Au cœur du chaos syrien, un nouvel épisode sanglant se joue actuellement aux portes de Hama, ville stratégique du centre du pays. Depuis plusieurs jours, l’armée syrienne est engagée dans de violents combats face à une coalition de rebelles emmenée par le groupe islamiste radical Hayat Tahrir al-Sham (HTS). L’enjeu : stopper coûte que coûte l’avancée fulgurante des insurgés, qui après avoir conquis en un temps record une grande partie du nord de la Syrie, foncent désormais vers le sud en direction de la capitale Damas.
Une offensive rebelle éclair qui déstabilise le régime
Tout s’est emballé il y a une semaine, lorsque les rebelles, sous la houlette des djihadistes de HTS, ont lancé une vaste offensive dans le nord du pays. Prenant de court les forces gouvernementales, ils se sont emparés en quelques jours seulement de la majeure partie de la province d’Alep, deuxième ville de Syrie. Un coup de tonnerre dans un ciel déjà bien chargé.

################

◆ CONSIGNE ÉCRITE 1: Dans les entrées, en commençant à leur début et en terminant à la ligne contenant "218, 590, 256]" incluse, renommez "table-row" en "data-row". Redonnez ensuite ces lignes sans rien modifier d'autre.
Le passage et les entrées proviennent de sources distinctes.

################

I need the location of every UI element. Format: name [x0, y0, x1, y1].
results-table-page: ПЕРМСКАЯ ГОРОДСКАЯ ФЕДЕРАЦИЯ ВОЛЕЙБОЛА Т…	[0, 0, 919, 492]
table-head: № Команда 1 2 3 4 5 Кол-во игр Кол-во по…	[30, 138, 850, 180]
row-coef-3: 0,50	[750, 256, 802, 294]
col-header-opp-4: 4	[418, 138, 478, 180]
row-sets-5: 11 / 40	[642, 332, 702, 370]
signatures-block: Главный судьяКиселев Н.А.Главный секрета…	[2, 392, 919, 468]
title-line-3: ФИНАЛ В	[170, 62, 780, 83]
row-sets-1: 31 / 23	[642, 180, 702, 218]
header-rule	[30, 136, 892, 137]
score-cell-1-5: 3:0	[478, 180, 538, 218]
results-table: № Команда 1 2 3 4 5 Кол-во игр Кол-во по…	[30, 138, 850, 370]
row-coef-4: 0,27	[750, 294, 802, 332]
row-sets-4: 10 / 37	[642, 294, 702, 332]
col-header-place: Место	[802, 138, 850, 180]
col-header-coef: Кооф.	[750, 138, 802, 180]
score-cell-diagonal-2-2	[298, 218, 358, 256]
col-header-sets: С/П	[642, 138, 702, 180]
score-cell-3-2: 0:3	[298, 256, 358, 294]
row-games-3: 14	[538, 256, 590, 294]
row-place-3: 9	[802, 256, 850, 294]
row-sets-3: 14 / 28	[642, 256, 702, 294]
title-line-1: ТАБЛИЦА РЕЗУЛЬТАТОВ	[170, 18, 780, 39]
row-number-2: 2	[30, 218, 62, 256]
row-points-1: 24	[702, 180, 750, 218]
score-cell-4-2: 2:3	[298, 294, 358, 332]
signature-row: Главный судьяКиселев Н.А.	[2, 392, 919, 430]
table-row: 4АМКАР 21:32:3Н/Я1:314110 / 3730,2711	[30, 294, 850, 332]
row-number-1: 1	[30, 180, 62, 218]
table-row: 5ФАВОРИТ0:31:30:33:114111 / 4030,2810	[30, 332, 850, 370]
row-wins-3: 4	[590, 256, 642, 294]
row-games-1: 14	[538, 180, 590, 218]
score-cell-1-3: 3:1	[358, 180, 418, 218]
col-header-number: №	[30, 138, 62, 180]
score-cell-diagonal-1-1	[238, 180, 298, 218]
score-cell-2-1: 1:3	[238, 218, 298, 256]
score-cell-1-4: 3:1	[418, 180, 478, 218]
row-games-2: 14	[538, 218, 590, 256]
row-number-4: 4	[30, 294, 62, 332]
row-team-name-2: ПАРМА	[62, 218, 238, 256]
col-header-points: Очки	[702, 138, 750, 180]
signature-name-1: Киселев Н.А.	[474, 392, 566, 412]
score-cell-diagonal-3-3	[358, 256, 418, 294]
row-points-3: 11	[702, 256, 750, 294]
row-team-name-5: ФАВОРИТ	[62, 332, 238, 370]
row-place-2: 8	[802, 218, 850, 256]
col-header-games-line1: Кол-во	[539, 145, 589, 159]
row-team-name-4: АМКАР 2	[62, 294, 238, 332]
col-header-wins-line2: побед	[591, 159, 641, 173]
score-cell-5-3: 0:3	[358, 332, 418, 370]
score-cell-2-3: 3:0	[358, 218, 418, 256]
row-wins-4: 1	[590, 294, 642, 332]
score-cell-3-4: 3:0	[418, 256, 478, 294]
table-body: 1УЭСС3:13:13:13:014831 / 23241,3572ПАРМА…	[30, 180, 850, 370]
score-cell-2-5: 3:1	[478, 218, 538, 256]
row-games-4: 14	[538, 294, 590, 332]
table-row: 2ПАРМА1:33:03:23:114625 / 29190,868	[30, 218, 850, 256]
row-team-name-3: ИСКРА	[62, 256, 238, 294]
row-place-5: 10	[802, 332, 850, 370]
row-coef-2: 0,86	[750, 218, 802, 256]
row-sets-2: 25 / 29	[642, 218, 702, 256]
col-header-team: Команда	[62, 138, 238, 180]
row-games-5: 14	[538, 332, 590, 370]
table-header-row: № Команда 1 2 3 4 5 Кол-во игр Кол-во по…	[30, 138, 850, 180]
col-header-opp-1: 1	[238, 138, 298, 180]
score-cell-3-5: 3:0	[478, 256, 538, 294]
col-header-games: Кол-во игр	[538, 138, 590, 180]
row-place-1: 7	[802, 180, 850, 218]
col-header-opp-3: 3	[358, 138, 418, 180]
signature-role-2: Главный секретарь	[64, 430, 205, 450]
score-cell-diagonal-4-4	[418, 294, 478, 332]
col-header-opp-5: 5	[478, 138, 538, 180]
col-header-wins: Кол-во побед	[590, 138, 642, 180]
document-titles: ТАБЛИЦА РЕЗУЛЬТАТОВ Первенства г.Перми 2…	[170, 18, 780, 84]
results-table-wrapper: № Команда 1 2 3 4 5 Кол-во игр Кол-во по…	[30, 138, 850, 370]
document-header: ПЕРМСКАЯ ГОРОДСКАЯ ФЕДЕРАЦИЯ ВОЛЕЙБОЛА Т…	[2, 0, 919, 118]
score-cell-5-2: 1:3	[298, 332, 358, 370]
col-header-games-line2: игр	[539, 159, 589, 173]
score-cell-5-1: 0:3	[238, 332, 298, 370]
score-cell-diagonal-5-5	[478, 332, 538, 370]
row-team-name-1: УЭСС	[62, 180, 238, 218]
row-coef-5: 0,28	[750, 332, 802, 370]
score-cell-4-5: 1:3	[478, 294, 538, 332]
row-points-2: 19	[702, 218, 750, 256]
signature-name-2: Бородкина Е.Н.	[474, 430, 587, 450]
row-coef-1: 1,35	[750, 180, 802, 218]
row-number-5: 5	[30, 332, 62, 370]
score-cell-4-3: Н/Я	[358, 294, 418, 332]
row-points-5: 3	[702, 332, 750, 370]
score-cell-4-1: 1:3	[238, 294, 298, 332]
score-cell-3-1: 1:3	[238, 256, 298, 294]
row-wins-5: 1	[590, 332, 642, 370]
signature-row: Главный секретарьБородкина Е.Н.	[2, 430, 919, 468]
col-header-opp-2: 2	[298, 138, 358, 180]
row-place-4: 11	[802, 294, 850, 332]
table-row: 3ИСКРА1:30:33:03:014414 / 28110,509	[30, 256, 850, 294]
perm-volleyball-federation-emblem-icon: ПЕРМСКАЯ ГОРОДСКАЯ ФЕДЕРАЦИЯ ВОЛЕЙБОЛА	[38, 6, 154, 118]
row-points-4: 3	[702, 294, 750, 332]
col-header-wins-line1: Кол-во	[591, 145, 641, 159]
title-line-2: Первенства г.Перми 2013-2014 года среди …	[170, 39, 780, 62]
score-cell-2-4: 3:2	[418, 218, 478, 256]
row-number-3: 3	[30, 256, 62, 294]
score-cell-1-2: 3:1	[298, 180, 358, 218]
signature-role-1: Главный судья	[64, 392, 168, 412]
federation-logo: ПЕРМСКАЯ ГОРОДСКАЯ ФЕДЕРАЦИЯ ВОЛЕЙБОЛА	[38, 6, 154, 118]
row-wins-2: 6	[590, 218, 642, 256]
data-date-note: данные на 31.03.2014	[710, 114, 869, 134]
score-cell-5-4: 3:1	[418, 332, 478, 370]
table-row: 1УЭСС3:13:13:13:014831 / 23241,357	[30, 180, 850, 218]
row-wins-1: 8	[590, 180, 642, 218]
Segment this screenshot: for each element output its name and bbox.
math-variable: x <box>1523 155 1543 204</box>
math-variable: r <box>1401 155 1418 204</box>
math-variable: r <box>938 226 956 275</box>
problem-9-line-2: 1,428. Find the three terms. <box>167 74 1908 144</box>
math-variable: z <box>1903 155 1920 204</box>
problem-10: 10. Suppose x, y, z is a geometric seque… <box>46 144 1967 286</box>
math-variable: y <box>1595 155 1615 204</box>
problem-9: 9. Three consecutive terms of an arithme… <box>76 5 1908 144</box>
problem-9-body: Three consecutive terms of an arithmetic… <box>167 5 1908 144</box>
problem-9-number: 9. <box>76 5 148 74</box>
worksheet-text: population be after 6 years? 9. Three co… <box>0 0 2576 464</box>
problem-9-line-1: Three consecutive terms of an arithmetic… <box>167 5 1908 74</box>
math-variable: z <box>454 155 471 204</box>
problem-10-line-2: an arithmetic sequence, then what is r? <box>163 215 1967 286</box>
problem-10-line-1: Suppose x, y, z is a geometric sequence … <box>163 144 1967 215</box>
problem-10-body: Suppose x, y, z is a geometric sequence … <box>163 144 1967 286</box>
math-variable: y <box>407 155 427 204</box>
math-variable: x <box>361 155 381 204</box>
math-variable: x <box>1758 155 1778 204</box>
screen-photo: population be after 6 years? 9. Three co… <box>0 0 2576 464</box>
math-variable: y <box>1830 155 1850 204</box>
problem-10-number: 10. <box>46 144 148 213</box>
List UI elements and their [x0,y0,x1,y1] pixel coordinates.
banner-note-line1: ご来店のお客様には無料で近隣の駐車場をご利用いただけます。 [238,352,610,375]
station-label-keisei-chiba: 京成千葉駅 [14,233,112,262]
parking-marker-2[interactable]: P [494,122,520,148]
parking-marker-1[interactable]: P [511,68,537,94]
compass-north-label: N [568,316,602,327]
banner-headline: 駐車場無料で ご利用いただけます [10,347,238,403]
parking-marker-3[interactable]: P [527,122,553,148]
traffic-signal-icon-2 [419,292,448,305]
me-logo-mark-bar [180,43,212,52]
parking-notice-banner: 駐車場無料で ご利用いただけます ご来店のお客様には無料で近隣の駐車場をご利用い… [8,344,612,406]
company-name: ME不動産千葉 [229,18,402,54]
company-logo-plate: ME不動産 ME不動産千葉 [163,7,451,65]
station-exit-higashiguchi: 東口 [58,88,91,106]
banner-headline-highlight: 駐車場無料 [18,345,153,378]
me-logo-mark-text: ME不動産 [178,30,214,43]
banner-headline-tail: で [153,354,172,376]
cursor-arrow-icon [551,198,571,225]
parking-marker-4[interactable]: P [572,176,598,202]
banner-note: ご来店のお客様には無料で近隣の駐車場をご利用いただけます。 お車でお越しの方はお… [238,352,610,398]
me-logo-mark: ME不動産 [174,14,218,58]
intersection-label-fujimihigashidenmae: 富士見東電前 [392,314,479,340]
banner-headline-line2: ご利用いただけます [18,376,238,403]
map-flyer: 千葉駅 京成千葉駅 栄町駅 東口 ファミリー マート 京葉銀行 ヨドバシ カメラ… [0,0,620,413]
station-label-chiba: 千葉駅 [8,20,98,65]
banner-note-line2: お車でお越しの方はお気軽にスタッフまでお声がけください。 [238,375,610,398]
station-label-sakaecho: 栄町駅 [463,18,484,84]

################

◆ CONSIGNE ÉCRITE 2: Prolongez le passage sur les combats aux portes de Hama à partir de l'endroit où il s'arrête.

◆ RÉPONSE ATTENDUE 1:
I need the location of every UI element. Format: name [x0, y0, x1, y1].
results-table-page: ПЕРМСКАЯ ГОРОДСКАЯ ФЕДЕРАЦИЯ ВОЛЕЙБОЛА Т…	[0, 0, 919, 492]
table-head: № Команда 1 2 3 4 5 Кол-во игр Кол-во по…	[30, 138, 850, 180]
row-coef-3: 0,50	[750, 256, 802, 294]
col-header-opp-4: 4	[418, 138, 478, 180]
row-sets-5: 11 / 40	[642, 332, 702, 370]
signatures-block: Главный судьяКиселев Н.А.Главный секрета…	[2, 392, 919, 468]
title-line-3: ФИНАЛ В	[170, 62, 780, 83]
row-sets-1: 31 / 23	[642, 180, 702, 218]
header-rule	[30, 136, 892, 137]
score-cell-1-5: 3:0	[478, 180, 538, 218]
results-table: № Команда 1 2 3 4 5 Кол-во игр Кол-во по…	[30, 138, 850, 370]
row-coef-4: 0,27	[750, 294, 802, 332]
row-sets-4: 10 / 37	[642, 294, 702, 332]
col-header-place: Место	[802, 138, 850, 180]
col-header-coef: Кооф.	[750, 138, 802, 180]
score-cell-diagonal-2-2	[298, 218, 358, 256]
col-header-sets: С/П	[642, 138, 702, 180]
score-cell-3-2: 0:3	[298, 256, 358, 294]
row-games-3: 14	[538, 256, 590, 294]
row-place-3: 9	[802, 256, 850, 294]
row-sets-3: 14 / 28	[642, 256, 702, 294]
title-line-1: ТАБЛИЦА РЕЗУЛЬТАТОВ	[170, 18, 780, 39]
row-number-2: 2	[30, 218, 62, 256]
row-points-1: 24	[702, 180, 750, 218]
score-cell-4-2: 2:3	[298, 294, 358, 332]
signature-row: Главный судьяКиселев Н.А.	[2, 392, 919, 430]
data-row: 4АМКАР 21:32:3Н/Я1:314110 / 3730,2711	[30, 294, 850, 332]
row-number-1: 1	[30, 180, 62, 218]
data-row: 5ФАВОРИТ0:31:30:33:114111 / 4030,2810	[30, 332, 850, 370]
row-wins-3: 4	[590, 256, 642, 294]
row-games-1: 14	[538, 180, 590, 218]
score-cell-1-3: 3:1	[358, 180, 418, 218]
col-header-number: №	[30, 138, 62, 180]
score-cell-diagonal-1-1	[238, 180, 298, 218]
score-cell-2-1: 1:3	[238, 218, 298, 256]
score-cell-1-4: 3:1	[418, 180, 478, 218]
row-games-2: 14	[538, 218, 590, 256]

◆ RÉPONSE ATTENDUE 2:
Galvanisés par ce succès, les insurgés ont alors mis le cap au sud, en direction de Hama, ville clé qui verrouille l’accès à la capitale Damas, située 200 km plus loin. Une menace directe pour le régime de Bachar al-Assad, qui se voit contraint d’engager une bataille décisive pour endiguer cette déferlante.
Hama, verrou stratégique sur la route de Damas
Depuis plusieurs jours, de violents affrontements opposent donc l’armée syrienne et les rebelles dans la région de Hama. Selon l’Observatoire syrien des droits de l’homme (OSDH), les combats se concentrent notamment autour de Jabal Zein al-Abidine, à seulement 5 km au nord de la ville.
«Les troupes gouvernementales mènent une résistance acharnée et tentent de stopper la progression des rebelles», a déclaré le directeur de l’OSDH. Une habitante de Hama témoigne : «Nous entendons des explosions et des bombardements sans arrêt depuis la nuit. Les rues autour de chez nous sont vides, nous ne savons pas ce qui se passe à l’extérieur».
Les forces qui progressent actuellement vers le sud se heurteront probablement à un obstacle quelque part dans le centre de la Syrie, lorsqu’elles rencontreront une résistance loyaliste véritablement motivée et intransigeante.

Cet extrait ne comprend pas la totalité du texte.